begin

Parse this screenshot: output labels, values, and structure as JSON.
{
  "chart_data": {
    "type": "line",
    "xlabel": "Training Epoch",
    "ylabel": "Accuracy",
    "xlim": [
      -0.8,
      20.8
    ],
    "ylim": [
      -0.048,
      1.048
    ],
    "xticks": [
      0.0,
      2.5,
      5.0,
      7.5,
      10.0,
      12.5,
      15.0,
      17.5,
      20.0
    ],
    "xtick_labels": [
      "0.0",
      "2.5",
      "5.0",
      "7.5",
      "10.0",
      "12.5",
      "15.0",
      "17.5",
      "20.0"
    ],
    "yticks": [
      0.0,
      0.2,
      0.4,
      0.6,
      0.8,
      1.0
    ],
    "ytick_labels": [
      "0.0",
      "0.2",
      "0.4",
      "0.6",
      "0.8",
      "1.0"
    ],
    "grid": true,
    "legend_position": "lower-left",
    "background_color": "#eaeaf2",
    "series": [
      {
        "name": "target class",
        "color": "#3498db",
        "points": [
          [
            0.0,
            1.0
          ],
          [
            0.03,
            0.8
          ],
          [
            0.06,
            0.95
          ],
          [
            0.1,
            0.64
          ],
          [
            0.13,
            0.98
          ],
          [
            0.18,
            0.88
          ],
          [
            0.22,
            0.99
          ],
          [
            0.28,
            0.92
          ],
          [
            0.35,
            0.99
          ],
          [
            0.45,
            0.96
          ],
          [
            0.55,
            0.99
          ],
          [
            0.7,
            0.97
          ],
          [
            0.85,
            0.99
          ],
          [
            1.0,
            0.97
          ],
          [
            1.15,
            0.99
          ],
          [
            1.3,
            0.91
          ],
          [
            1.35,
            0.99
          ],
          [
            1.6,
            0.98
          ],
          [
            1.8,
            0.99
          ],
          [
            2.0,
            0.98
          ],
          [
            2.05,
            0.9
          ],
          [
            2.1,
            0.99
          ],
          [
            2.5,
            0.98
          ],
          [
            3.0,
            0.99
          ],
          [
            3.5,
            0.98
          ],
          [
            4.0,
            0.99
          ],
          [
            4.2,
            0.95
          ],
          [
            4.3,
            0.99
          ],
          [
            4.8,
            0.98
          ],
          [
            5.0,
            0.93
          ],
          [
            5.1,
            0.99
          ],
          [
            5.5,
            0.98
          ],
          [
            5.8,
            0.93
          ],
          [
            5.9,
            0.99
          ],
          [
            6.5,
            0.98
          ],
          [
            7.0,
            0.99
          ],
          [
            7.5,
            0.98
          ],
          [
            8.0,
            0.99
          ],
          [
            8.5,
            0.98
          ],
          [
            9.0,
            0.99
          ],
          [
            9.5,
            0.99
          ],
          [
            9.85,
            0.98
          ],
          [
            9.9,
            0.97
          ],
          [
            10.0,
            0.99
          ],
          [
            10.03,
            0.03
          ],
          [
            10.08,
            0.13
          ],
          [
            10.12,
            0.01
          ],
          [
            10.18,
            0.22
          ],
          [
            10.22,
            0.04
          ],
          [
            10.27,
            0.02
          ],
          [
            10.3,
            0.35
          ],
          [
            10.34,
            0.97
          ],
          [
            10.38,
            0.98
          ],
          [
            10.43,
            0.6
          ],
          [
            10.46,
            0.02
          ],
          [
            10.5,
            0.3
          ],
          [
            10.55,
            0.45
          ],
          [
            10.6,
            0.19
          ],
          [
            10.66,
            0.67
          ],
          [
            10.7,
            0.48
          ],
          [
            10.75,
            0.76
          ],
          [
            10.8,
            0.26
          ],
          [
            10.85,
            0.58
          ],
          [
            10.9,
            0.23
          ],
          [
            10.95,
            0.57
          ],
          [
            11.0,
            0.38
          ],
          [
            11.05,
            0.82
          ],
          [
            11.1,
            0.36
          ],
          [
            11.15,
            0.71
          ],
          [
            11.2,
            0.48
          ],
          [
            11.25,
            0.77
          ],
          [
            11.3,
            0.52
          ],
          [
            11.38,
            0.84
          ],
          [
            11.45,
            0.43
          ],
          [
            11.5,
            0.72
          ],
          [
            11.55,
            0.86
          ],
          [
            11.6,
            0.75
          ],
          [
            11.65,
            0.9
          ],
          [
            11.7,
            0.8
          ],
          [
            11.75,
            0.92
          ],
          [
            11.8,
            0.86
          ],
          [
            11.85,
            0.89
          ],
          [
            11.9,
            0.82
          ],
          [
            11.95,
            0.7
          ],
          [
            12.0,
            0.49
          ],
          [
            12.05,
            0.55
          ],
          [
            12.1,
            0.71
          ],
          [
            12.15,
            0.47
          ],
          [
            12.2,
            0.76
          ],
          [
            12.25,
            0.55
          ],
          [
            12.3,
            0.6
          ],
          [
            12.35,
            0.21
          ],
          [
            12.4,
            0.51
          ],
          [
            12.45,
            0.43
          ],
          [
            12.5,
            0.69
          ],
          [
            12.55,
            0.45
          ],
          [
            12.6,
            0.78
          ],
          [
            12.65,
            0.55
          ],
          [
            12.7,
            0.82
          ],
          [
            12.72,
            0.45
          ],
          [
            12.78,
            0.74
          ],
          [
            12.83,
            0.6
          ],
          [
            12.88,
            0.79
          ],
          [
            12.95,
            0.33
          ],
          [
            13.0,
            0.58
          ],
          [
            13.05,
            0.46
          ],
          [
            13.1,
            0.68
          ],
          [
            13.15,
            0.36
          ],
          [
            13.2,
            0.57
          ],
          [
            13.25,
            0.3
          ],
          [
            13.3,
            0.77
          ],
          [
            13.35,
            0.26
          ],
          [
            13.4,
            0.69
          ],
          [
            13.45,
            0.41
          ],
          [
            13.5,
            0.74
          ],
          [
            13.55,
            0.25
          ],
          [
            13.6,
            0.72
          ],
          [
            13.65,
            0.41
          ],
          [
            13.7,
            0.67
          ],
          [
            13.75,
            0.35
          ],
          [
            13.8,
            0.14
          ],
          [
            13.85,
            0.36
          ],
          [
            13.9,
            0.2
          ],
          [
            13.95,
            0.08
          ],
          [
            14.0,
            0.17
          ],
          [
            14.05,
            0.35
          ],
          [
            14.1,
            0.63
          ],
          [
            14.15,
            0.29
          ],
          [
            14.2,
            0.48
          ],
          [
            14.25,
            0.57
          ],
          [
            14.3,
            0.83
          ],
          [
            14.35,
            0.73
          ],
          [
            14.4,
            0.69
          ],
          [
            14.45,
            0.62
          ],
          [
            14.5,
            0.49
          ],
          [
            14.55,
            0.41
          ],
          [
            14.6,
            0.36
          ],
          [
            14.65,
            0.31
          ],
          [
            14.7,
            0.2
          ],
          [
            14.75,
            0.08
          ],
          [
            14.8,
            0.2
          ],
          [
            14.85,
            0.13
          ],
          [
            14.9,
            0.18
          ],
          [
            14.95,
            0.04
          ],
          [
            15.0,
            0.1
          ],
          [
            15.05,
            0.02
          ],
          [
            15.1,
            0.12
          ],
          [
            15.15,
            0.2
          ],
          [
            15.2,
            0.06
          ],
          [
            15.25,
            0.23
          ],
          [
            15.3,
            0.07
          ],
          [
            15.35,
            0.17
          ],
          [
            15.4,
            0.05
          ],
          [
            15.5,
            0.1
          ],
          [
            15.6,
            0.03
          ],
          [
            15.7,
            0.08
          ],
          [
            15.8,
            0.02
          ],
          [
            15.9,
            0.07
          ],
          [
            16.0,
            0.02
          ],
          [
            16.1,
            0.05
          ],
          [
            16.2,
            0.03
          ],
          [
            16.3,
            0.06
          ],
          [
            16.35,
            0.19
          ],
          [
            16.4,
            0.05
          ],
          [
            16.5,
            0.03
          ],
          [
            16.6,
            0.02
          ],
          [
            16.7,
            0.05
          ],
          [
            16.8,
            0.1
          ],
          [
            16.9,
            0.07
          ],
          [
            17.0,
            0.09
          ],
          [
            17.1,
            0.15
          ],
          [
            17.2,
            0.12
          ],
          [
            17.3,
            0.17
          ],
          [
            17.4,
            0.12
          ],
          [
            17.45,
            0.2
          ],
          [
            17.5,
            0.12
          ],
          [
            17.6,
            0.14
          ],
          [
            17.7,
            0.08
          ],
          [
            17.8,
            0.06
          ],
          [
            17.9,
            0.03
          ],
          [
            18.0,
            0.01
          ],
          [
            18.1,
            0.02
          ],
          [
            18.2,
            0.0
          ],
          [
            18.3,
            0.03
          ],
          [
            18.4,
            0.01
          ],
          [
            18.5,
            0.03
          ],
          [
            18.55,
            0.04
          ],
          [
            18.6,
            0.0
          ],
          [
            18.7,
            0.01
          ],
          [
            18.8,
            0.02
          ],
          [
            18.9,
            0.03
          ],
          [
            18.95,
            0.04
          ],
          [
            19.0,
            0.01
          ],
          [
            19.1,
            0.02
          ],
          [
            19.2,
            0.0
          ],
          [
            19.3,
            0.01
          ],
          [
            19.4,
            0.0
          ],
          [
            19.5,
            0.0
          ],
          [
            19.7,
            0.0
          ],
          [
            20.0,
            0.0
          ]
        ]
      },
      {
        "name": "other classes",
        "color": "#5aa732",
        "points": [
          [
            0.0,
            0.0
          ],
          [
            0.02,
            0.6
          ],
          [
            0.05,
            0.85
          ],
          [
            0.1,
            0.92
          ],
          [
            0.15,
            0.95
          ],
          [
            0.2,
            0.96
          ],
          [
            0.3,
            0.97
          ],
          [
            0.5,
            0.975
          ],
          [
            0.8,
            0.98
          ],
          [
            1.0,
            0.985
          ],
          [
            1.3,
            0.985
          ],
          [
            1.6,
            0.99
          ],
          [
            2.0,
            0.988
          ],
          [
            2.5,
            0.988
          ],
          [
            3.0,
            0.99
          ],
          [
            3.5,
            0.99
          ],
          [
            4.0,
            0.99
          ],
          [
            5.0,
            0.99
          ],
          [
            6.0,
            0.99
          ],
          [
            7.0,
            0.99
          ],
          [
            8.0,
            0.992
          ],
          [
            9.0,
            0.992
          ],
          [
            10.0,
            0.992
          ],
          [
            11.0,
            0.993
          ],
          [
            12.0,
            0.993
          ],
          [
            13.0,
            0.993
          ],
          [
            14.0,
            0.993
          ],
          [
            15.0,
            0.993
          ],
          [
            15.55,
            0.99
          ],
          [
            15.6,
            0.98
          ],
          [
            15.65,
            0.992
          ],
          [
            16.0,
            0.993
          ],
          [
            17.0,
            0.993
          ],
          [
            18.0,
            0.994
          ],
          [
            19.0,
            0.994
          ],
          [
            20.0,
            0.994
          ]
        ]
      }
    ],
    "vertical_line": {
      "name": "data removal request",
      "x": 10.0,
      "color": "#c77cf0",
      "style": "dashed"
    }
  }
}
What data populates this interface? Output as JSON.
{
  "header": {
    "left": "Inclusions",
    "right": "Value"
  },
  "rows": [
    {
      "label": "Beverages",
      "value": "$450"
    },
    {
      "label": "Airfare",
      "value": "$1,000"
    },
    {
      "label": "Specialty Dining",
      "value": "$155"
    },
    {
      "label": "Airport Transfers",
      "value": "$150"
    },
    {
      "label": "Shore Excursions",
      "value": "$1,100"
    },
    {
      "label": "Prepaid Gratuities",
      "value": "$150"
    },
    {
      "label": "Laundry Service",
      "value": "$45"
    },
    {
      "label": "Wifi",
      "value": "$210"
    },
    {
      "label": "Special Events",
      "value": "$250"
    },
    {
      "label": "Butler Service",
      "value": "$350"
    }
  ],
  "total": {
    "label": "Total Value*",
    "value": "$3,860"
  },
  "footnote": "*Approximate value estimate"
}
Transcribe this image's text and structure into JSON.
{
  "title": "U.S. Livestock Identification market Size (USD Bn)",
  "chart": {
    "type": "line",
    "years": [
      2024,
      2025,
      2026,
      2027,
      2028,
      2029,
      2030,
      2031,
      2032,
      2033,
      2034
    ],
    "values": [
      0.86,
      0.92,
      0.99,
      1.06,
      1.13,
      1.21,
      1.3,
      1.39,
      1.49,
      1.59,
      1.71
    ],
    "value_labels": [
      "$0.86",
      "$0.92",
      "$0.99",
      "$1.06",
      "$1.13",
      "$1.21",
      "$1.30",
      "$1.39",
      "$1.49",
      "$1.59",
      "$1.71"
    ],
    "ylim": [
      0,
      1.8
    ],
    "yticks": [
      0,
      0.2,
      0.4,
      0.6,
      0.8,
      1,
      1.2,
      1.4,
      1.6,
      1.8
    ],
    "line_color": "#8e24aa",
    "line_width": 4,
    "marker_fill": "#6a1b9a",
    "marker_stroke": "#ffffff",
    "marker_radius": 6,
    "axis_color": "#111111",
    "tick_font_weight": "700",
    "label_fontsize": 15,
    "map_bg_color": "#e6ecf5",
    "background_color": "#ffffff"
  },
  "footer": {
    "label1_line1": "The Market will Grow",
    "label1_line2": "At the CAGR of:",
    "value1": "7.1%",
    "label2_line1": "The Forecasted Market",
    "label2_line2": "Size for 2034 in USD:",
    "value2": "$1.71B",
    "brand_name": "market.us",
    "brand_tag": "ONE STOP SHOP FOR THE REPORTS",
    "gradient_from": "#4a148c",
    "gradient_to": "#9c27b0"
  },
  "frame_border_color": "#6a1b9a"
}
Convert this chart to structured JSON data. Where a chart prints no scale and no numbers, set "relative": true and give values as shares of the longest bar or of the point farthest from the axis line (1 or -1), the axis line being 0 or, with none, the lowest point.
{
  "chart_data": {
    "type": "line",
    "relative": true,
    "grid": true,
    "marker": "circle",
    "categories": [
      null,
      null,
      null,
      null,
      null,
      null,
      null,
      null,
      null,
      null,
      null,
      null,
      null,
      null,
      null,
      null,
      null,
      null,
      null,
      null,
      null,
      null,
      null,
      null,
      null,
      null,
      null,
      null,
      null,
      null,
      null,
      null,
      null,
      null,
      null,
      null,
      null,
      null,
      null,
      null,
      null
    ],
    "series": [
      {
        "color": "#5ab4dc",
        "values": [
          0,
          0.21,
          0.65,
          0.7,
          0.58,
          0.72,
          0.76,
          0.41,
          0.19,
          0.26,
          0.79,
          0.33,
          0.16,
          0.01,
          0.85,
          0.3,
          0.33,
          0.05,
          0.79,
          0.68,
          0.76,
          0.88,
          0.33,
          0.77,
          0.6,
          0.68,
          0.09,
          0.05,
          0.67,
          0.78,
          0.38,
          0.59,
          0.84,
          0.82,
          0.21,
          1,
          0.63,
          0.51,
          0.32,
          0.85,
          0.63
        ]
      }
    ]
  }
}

end

WHAT YOU WILL DO:
Would you quote, exactly and only, the lines from the one containing "Convert this chart" to the end of the entries?

RESPONSE BELOW:
Convert this chart to structured JSON data. Where a chart prints no scale and no numbers, set "relative": true and give values as shares of the longest bar or of the point farthest from the axis line (1 or -1), the axis line being 0 or, with none, the lowest point.
{
  "chart_data": {
    "type": "line",
    "relative": true,
    "grid": true,
    "marker": "circle",
    "categories": [
      null,
      null,
      null,
      null,
      null,
      null,
      null,
      null,
      null,
      null,
      null,
      null,
      null,
      null,
      null,
      null,
      null,
      null,
      null,
      null,
      null,
      null,
      null,
      null,
      null,
      null,
      null,
      null,
      null,
      null,
      null,
      null,
      null,
      null,
      null,
      null,
      null,
      null,
      null,
      null,
      null
    ],
    "series": [
      {
        "color": "#5ab4dc",
        "values": [
          0,
          0.21,
          0.65,
          0.7,
          0.58,
          0.72,
          0.76,
          0.41,
          0.19,
          0.26,
          0.79,
          0.33,
          0.16,
          0.01,
          0.85,
          0.3,
          0.33,
          0.05,
          0.79,
          0.68,
          0.76,
          0.88,
          0.33,
          0.77,
          0.6,
          0.68,
          0.09,
          0.05,
          0.67,
          0.78,
          0.38,
          0.59,
          0.84,
          0.82,
          0.21,
          1,
          0.63,
          0.51,
          0.32,
          0.85,
          0.63
        ]
      }
    ]
  }
}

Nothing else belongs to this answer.